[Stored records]
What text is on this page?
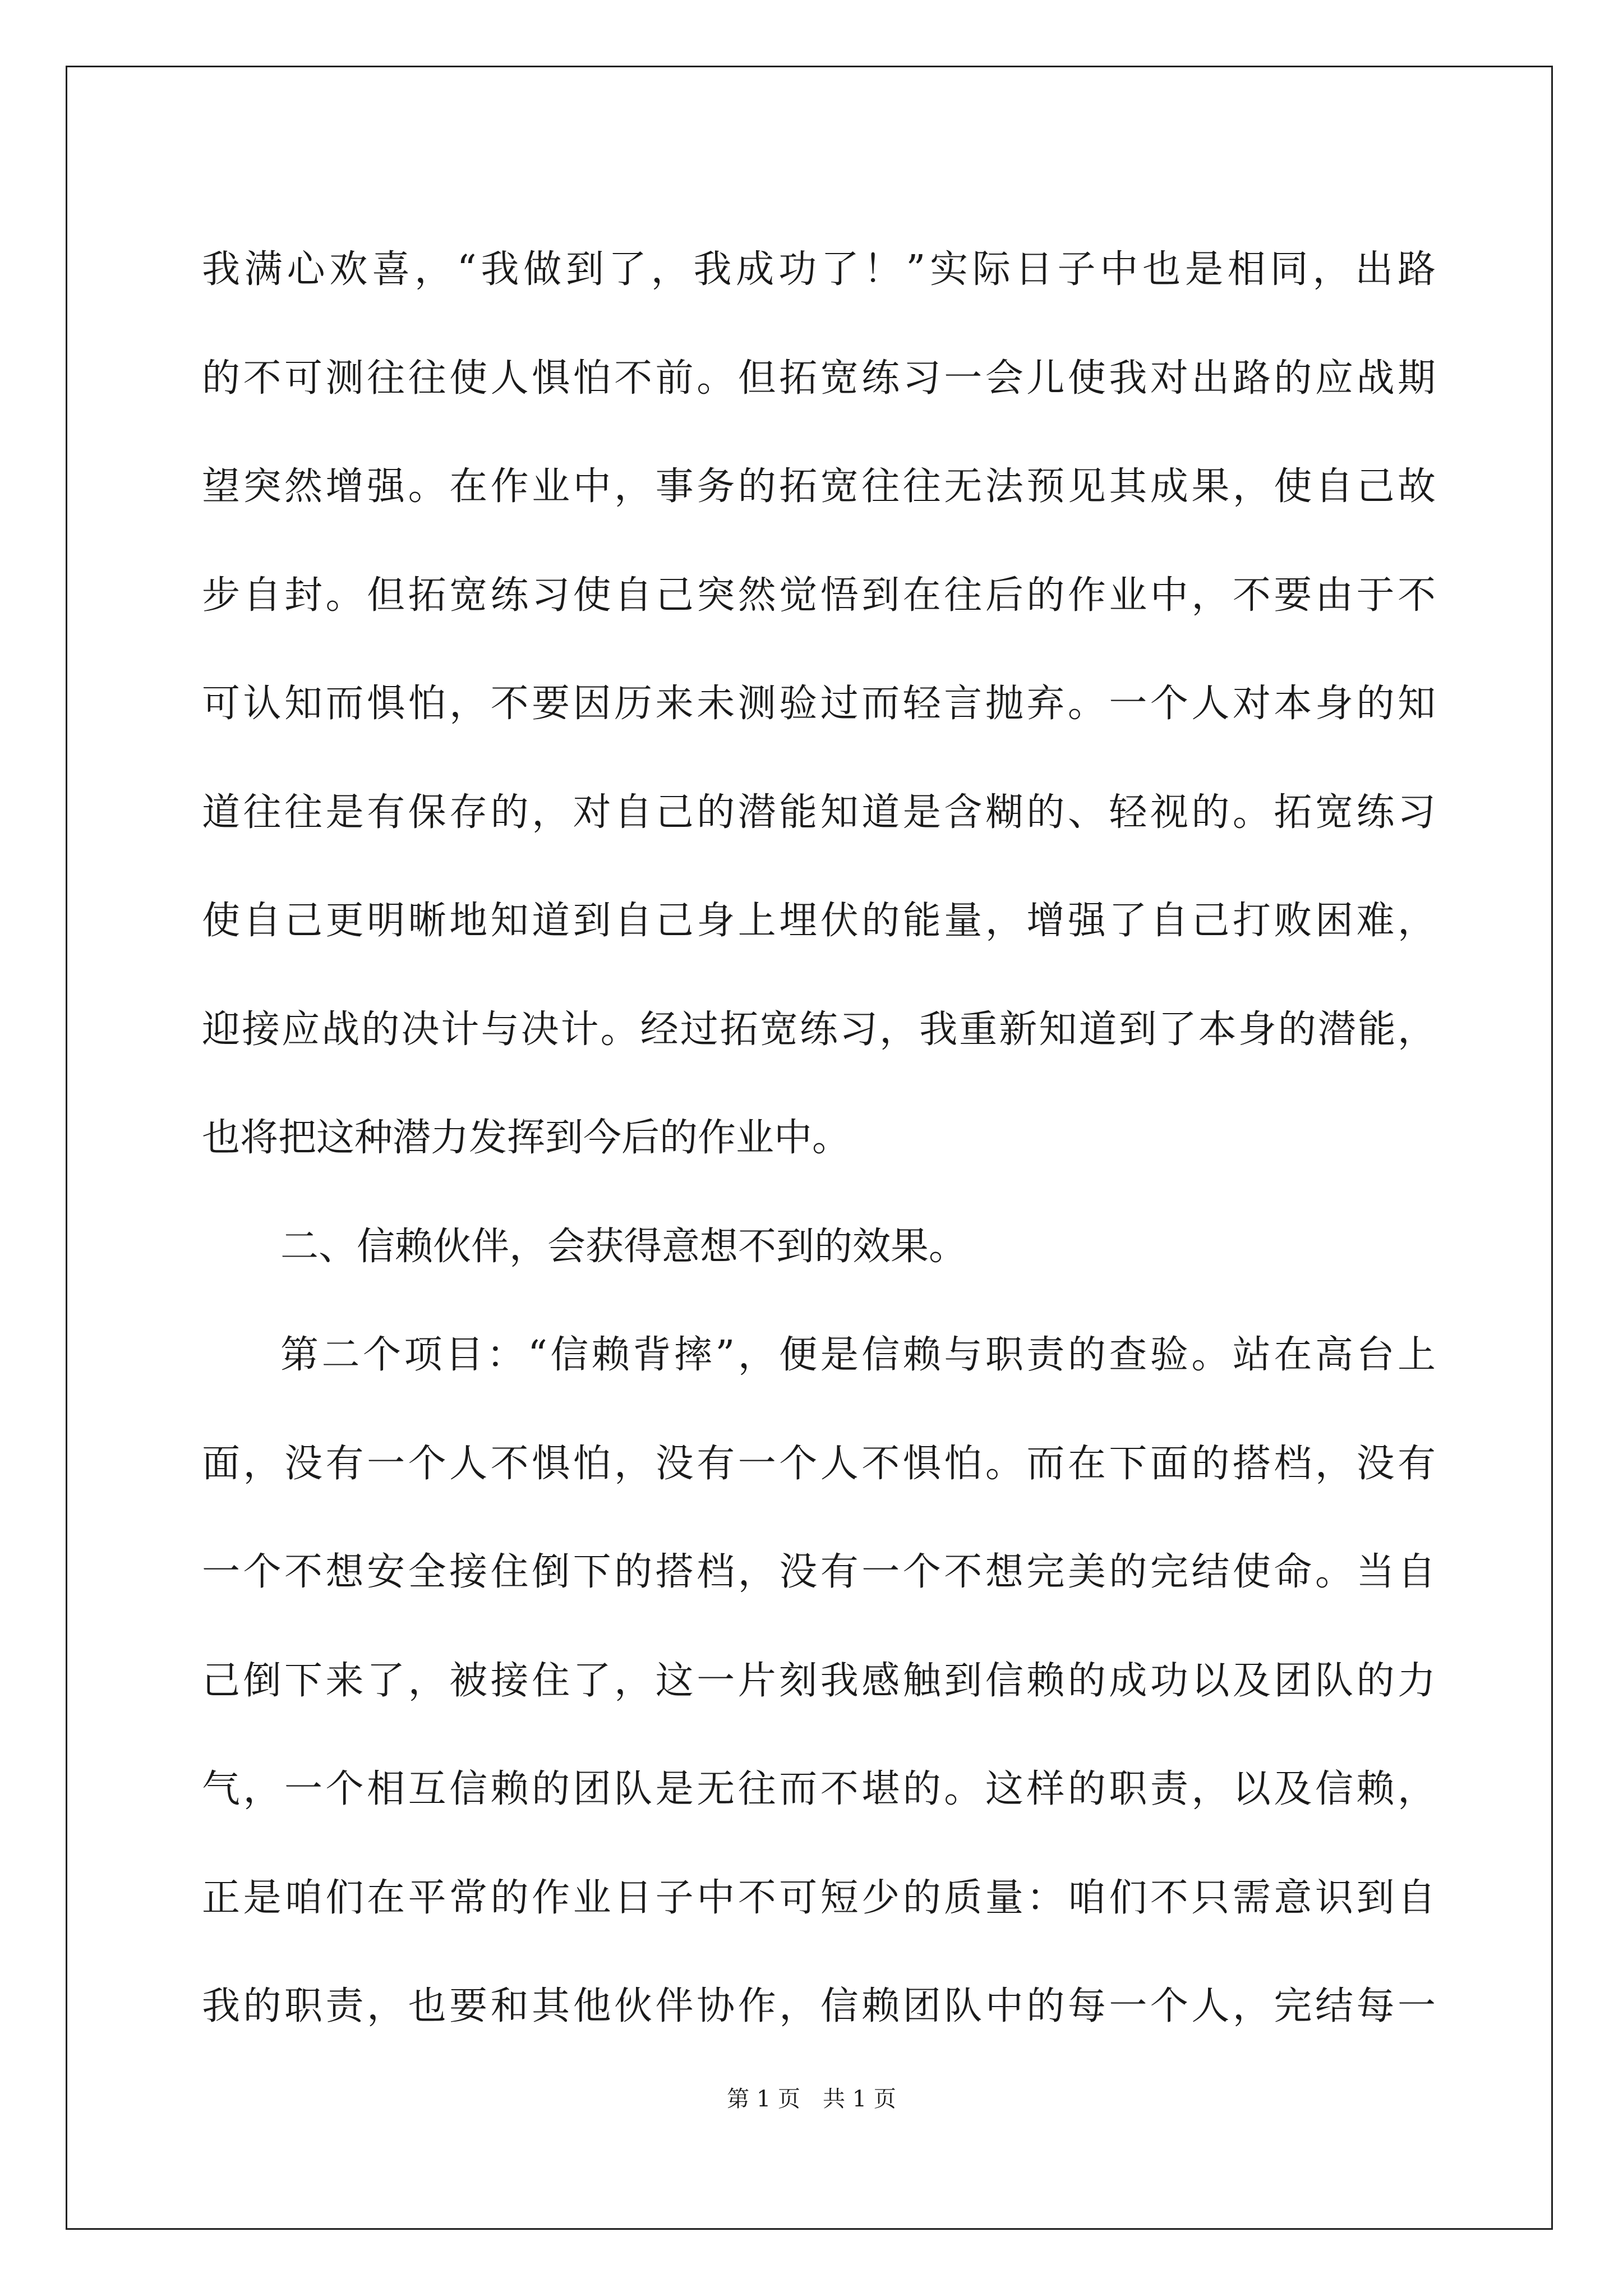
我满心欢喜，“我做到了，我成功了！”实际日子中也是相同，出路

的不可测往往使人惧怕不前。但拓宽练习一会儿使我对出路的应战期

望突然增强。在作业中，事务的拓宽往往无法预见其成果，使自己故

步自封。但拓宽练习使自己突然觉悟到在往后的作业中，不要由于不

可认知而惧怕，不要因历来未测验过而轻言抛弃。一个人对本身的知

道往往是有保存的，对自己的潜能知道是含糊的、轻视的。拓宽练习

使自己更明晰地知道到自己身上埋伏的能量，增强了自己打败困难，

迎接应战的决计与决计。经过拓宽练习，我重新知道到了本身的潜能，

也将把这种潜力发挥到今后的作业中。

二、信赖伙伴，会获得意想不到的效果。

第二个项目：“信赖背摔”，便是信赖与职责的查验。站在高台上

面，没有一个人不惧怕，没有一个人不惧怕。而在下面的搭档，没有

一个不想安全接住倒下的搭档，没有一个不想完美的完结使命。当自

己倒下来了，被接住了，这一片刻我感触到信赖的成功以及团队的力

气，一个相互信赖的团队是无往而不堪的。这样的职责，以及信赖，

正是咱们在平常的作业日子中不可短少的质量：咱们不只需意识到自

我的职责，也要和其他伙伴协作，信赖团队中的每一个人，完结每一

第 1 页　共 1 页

## Task directions
Take the data above and repeat it exactly, leaving each picture out.

## Output for this task
What text is on this page?
我满心欢喜，“我做到了，我成功了！”实际日子中也是相同，出路

的不可测往往使人惧怕不前。但拓宽练习一会儿使我对出路的应战期

望突然增强。在作业中，事务的拓宽往往无法预见其成果，使自己故

步自封。但拓宽练习使自己突然觉悟到在往后的作业中，不要由于不

可认知而惧怕，不要因历来未测验过而轻言抛弃。一个人对本身的知

道往往是有保存的，对自己的潜能知道是含糊的、轻视的。拓宽练习

使自己更明晰地知道到自己身上埋伏的能量，增强了自己打败困难，

迎接应战的决计与决计。经过拓宽练习，我重新知道到了本身的潜能，

也将把这种潜力发挥到今后的作业中。

二、信赖伙伴，会获得意想不到的效果。

第二个项目：“信赖背摔”，便是信赖与职责的查验。站在高台上

面，没有一个人不惧怕，没有一个人不惧怕。而在下面的搭档，没有

一个不想安全接住倒下的搭档，没有一个不想完美的完结使命。当自

己倒下来了，被接住了，这一片刻我感触到信赖的成功以及团队的力

气，一个相互信赖的团队是无往而不堪的。这样的职责，以及信赖，

正是咱们在平常的作业日子中不可短少的质量：咱们不只需意识到自

我的职责，也要和其他伙伴协作，信赖团队中的每一个人，完结每一

第 1 页　共 1 页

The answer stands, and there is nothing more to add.